Problem details:
Reproduce all entries precisely, down to the last character.

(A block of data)
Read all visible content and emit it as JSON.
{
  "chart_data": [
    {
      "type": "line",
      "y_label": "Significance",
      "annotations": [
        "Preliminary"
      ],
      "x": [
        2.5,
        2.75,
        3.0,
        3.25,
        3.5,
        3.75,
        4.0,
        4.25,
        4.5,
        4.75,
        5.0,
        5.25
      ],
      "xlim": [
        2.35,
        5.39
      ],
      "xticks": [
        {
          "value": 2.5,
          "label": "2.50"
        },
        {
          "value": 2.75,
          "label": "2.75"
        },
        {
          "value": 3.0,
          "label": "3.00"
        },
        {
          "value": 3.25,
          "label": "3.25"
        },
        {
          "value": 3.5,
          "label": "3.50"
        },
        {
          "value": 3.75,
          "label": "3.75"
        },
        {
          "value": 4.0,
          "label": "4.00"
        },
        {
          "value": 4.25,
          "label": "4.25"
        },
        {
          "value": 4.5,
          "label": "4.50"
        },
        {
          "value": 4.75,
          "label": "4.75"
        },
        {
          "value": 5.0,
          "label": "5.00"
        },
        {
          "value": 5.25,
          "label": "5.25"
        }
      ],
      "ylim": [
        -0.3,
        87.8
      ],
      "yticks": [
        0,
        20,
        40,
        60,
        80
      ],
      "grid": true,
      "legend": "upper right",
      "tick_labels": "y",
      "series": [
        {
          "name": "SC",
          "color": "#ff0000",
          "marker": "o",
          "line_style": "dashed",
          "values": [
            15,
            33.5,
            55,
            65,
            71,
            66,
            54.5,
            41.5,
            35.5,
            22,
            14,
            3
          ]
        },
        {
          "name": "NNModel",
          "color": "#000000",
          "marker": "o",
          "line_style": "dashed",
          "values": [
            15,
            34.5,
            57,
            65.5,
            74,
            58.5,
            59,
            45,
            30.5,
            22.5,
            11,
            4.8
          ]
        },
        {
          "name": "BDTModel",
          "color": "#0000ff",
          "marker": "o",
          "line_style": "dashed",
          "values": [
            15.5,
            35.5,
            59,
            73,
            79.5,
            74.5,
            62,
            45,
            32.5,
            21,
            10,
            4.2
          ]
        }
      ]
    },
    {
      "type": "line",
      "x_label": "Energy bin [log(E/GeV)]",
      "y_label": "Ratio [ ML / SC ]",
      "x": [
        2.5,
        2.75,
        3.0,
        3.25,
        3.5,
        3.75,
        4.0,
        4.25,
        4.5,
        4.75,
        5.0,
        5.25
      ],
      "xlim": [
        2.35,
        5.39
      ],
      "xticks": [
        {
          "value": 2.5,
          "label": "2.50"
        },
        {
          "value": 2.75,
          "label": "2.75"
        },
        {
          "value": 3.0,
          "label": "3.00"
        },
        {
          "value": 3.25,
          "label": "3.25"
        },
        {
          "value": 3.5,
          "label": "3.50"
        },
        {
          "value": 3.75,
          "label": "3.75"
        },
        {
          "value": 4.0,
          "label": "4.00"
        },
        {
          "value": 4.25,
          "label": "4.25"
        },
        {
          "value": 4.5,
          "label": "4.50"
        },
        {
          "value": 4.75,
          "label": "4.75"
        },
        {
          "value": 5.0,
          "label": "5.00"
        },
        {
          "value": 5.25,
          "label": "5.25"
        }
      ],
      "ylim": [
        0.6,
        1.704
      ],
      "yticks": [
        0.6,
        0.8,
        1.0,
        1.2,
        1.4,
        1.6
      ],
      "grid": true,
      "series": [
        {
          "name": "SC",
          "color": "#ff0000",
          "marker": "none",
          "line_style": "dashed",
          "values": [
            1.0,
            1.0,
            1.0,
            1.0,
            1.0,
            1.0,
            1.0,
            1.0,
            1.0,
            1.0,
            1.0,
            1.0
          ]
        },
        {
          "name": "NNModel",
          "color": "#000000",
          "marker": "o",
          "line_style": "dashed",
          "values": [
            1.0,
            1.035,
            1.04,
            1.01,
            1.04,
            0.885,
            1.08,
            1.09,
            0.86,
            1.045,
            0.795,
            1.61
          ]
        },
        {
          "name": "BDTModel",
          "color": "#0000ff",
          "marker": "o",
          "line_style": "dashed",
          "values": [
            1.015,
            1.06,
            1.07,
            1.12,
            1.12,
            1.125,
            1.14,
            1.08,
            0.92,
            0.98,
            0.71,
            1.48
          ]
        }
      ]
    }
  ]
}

Reply to the exercise:
Read all visible content and emit it as JSON.
{
  "chart_data": [
    {
      "type": "line",
      "y_label": "Significance",
      "annotations": [
        "Preliminary"
      ],
      "x": [
        2.5,
        2.75,
        3.0,
        3.25,
        3.5,
        3.75,
        4.0,
        4.25,
        4.5,
        4.75,
        5.0,
        5.25
      ],
      "xlim": [
        2.35,
        5.39
      ],
      "xticks": [
        {
          "value": 2.5,
          "label": "2.50"
        },
        {
          "value": 2.75,
          "label": "2.75"
        },
        {
          "value": 3.0,
          "label": "3.00"
        },
        {
          "value": 3.25,
          "label": "3.25"
        },
        {
          "value": 3.5,
          "label": "3.50"
        },
        {
          "value": 3.75,
          "label": "3.75"
        },
        {
          "value": 4.0,
          "label": "4.00"
        },
        {
          "value": 4.25,
          "label": "4.25"
        },
        {
          "value": 4.5,
          "label": "4.50"
        },
        {
          "value": 4.75,
          "label": "4.75"
        },
        {
          "value": 5.0,
          "label": "5.00"
        },
        {
          "value": 5.25,
          "label": "5.25"
        }
      ],
      "ylim": [
        -0.3,
        87.8
      ],
      "yticks": [
        0,
        20,
        40,
        60,
        80
      ],
      "grid": true,
      "legend": "upper right",
      "tick_labels": "y",
      "series": [
        {
          "name": "SC",
          "color": "#ff0000",
          "marker": "o",
          "line_style": "dashed",
          "values": [
            15,
            33.5,
            55,
            65,
            71,
            66,
            54.5,
            41.5,
            35.5,
            22,
            14,
            3
          ]
        },
        {
          "name": "NNModel",
          "color": "#000000",
          "marker": "o",
          "line_style": "dashed",
          "values": [
            15,
            34.5,
            57,
            65.5,
            74,
            58.5,
            59,
            45,
            30.5,
            22.5,
            11,
            4.8
          ]
        },
        {
          "name": "BDTModel",
          "color": "#0000ff",
          "marker": "o",
          "line_style": "dashed",
          "values": [
            15.5,
            35.5,
            59,
            73,
            79.5,
            74.5,
            62,
            45,
            32.5,
            21,
            10,
            4.2
          ]
        }
      ]
    },
    {
      "type": "line",
      "x_label": "Energy bin [log(E/GeV)]",
      "y_label": "Ratio [ ML / SC ]",
      "x": [
        2.5,
        2.75,
        3.0,
        3.25,
        3.5,
        3.75,
        4.0,
        4.25,
        4.5,
        4.75,
        5.0,
        5.25
      ],
      "xlim": [
        2.35,
        5.39
      ],
      "xticks": [
        {
          "value": 2.5,
          "label": "2.50"
        },
        {
          "value": 2.75,
          "label": "2.75"
        },
        {
          "value": 3.0,
          "label": "3.00"
        },
        {
          "value": 3.25,
          "label": "3.25"
        },
        {
          "value": 3.5,
          "label": "3.50"
        },
        {
          "value": 3.75,
          "label": "3.75"
        },
        {
          "value": 4.0,
          "label": "4.00"
        },
        {
          "value": 4.25,
          "label": "4.25"
        },
        {
          "value": 4.5,
          "label": "4.50"
        },
        {
          "value": 4.75,
          "label": "4.75"
        },
        {
          "value": 5.0,
          "label": "5.00"
        },
        {
          "value": 5.25,
          "label": "5.25"
        }
      ],
      "ylim": [
        0.6,
        1.704
      ],
      "yticks": [
        0.6,
        0.8,
        1.0,
        1.2,
        1.4,
        1.6
      ],
      "grid": true,
      "series": [
        {
          "name": "SC",
          "color": "#ff0000",
          "marker": "none",
          "line_style": "dashed",
          "values": [
            1.0,
            1.0,
            1.0,
            1.0,
            1.0,
            1.0,
            1.0,
            1.0,
            1.0,
            1.0,
            1.0,
            1.0
          ]
        },
        {
          "name": "NNModel",
          "color": "#000000",
          "marker": "o",
          "line_style": "dashed",
          "values": [
            1.0,
            1.035,
            1.04,
            1.01,
            1.04,
            0.885,
            1.08,
            1.09,
            0.86,
            1.045,
            0.795,
            1.61
          ]
        },
        {
          "name": "BDTModel",
          "color": "#0000ff",
          "marker": "o",
          "line_style": "dashed",
          "values": [
            1.015,
            1.06,
            1.07,
            1.12,
            1.12,
            1.125,
            1.14,
            1.08,
            0.92,
            0.98,
            0.71,
            1.48
          ]
        }
      ]
    }
  ]
}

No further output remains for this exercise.